● Provided material
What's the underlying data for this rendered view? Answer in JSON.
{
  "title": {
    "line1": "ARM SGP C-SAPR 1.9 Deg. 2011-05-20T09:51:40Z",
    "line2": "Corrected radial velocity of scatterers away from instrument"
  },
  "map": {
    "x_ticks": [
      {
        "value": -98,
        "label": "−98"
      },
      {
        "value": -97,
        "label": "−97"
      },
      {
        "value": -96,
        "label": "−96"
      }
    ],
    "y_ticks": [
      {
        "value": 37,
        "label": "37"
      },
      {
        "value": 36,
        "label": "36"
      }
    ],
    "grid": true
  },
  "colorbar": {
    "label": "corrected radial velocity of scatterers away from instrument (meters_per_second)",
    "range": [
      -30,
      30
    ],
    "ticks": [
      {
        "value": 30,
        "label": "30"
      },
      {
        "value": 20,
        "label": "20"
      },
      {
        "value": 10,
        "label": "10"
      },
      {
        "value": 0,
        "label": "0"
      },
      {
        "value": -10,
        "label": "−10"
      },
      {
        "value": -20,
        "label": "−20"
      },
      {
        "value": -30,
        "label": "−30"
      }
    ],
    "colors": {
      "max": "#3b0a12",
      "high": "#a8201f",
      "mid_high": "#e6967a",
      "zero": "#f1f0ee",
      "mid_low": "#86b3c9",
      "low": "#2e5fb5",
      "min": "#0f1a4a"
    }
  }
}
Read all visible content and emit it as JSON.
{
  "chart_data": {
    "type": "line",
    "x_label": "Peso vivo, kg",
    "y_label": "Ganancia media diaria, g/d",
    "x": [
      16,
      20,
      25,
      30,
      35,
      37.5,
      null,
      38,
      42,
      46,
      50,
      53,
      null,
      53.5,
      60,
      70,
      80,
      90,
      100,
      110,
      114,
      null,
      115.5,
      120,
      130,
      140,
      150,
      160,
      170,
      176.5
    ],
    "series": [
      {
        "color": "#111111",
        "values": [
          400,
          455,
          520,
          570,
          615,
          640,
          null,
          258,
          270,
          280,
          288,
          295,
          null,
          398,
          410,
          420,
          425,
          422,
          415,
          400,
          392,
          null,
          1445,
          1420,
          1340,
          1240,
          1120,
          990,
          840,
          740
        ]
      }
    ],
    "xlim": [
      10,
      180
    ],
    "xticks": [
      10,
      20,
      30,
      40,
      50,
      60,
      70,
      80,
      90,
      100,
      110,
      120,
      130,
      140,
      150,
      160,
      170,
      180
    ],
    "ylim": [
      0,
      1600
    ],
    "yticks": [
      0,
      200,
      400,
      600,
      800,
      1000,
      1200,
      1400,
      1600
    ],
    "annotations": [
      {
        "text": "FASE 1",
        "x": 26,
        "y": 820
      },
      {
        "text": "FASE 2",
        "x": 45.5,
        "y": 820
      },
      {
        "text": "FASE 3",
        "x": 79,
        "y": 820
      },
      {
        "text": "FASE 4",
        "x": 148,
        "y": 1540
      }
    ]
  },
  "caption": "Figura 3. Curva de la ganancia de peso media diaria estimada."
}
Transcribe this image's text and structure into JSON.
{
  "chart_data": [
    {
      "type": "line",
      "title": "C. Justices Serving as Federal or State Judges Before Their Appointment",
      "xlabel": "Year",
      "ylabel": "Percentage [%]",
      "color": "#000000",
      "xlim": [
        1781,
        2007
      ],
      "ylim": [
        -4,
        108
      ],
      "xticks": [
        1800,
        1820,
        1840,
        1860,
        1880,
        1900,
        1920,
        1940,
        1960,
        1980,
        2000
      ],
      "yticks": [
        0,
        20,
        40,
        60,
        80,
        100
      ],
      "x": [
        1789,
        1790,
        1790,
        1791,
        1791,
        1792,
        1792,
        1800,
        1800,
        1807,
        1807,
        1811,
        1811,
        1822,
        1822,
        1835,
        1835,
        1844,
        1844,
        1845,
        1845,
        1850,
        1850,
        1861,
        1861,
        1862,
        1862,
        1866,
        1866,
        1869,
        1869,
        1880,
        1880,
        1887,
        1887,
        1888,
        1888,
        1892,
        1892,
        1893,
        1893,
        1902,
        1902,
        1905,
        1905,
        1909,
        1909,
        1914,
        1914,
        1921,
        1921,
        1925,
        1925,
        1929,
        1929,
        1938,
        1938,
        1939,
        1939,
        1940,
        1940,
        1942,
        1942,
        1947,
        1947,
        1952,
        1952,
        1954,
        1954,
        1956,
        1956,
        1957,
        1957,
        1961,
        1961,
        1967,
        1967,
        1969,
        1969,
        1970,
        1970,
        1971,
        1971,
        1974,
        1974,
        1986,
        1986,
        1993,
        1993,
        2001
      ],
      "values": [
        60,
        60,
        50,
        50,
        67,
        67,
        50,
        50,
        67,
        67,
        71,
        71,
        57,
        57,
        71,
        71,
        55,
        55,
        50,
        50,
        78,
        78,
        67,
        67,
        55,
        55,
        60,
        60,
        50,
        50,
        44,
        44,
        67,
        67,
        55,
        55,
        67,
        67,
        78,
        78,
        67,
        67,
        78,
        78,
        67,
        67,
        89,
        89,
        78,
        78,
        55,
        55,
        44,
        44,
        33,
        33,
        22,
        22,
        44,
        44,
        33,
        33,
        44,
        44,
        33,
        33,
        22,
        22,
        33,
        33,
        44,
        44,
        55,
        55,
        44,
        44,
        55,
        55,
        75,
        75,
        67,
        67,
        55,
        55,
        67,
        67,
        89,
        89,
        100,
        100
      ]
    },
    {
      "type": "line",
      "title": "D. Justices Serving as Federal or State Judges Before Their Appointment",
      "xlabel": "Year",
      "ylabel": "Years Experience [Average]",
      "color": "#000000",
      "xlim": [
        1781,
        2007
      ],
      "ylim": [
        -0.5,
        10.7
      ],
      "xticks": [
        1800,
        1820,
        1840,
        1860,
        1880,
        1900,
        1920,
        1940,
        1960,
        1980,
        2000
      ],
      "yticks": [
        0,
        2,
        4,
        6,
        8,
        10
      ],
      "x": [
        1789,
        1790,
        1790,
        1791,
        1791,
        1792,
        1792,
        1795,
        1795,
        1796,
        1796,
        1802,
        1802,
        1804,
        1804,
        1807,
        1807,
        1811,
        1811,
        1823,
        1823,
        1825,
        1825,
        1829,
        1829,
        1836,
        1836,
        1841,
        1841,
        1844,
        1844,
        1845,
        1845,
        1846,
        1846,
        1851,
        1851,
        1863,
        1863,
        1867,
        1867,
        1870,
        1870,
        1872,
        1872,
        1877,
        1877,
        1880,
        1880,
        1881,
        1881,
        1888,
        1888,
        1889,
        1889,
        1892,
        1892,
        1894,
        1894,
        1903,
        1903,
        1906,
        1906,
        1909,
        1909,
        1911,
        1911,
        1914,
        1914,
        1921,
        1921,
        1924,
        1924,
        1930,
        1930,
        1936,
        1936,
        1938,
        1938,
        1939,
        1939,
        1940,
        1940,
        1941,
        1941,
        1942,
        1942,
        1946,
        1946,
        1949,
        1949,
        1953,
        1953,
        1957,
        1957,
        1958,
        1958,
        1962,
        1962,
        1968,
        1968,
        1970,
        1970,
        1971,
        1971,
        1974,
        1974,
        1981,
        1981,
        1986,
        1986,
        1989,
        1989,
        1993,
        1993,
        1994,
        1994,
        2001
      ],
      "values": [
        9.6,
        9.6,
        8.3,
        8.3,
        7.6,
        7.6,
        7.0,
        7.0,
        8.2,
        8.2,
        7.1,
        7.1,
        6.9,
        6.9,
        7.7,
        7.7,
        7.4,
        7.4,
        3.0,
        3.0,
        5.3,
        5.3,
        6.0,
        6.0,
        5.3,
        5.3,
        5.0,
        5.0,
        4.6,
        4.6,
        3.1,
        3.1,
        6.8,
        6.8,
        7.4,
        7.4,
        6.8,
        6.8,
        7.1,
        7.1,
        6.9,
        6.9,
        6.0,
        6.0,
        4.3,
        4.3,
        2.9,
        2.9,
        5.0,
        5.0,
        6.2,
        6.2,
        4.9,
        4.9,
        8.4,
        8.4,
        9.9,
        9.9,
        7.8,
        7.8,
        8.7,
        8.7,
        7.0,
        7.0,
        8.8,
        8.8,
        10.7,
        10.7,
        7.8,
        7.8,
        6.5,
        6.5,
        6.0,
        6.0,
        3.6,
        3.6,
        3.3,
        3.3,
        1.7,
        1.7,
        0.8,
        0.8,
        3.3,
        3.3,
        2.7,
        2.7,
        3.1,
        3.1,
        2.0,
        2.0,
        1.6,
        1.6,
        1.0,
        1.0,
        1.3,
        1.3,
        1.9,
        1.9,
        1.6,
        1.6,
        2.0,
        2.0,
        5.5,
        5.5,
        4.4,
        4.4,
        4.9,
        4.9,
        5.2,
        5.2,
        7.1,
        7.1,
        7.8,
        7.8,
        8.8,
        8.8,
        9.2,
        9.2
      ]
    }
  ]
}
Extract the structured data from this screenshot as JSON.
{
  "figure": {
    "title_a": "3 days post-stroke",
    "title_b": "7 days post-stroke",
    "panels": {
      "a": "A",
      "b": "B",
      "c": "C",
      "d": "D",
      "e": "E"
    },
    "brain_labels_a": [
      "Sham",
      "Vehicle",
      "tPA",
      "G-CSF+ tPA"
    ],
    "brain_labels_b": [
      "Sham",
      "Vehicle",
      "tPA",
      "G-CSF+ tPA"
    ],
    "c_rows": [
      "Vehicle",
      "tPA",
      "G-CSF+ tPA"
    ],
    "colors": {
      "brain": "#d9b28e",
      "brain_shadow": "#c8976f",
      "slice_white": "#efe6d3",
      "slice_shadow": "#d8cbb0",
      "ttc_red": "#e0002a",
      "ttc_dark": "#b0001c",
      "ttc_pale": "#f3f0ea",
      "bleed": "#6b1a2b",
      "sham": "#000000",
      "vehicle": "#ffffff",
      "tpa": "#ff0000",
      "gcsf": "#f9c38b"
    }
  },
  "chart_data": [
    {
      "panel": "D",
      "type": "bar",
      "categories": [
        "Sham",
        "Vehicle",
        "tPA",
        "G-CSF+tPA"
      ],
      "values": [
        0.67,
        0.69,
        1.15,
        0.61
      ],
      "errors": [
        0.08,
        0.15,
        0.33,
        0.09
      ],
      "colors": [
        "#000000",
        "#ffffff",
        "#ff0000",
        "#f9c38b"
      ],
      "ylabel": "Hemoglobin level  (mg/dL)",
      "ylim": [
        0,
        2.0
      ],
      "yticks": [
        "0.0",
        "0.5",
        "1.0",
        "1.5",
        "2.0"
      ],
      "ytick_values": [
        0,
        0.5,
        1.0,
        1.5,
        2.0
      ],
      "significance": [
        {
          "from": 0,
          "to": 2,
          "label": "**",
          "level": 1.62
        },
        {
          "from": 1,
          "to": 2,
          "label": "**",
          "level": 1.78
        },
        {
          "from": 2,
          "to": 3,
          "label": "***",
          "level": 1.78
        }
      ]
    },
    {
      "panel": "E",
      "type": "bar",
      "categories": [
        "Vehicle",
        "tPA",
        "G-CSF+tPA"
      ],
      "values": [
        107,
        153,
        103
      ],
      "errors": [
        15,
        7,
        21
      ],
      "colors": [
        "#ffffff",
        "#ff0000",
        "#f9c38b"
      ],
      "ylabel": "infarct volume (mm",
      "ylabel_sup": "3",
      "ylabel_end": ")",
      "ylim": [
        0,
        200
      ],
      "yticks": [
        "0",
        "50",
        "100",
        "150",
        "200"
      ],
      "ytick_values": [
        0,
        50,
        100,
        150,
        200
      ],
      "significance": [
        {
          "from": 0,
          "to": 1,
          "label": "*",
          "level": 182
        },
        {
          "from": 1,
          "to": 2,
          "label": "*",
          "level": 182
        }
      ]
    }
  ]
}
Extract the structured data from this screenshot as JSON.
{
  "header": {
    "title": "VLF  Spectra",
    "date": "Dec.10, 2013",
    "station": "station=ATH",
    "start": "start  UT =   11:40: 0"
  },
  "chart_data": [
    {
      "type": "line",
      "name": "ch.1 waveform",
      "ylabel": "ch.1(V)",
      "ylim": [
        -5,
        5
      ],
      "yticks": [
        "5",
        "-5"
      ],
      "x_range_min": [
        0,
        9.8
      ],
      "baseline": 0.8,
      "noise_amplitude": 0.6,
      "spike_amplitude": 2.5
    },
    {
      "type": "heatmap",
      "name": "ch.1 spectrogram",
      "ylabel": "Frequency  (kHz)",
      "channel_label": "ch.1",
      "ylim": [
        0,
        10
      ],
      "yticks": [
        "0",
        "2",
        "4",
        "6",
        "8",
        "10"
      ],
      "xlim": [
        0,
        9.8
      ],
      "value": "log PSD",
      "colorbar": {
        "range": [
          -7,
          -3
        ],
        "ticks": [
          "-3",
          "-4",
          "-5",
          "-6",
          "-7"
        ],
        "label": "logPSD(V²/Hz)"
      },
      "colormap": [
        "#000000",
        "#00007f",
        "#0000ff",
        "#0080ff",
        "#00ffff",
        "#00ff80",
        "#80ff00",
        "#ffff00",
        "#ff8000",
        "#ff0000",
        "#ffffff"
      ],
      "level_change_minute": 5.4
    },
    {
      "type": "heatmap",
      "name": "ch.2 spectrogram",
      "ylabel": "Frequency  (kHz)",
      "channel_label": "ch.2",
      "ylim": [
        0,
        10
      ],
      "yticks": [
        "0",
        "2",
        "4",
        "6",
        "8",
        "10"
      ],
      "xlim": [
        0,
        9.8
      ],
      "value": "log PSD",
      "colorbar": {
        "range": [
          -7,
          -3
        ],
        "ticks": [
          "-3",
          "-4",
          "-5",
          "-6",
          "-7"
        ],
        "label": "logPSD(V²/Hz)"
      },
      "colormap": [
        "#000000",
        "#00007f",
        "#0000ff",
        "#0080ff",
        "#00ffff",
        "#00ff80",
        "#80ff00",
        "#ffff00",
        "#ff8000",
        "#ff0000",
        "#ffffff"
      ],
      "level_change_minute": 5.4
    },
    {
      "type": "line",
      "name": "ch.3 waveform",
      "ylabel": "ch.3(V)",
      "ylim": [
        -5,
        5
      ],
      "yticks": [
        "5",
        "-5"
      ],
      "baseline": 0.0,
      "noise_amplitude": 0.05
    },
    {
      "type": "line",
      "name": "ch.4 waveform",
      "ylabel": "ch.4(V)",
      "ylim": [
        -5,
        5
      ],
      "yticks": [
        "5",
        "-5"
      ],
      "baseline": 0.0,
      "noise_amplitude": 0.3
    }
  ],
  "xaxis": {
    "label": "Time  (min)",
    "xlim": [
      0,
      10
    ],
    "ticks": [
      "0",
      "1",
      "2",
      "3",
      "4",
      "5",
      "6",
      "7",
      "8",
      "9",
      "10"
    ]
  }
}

● What you should do
Copy each line above containing the string "Federal".

● Task solution
      "title": "C. Justices Serving as Federal or State Judges Before Their Appointment",
      "title": "D. Justices Serving as Federal or State Judges Before Their Appointment",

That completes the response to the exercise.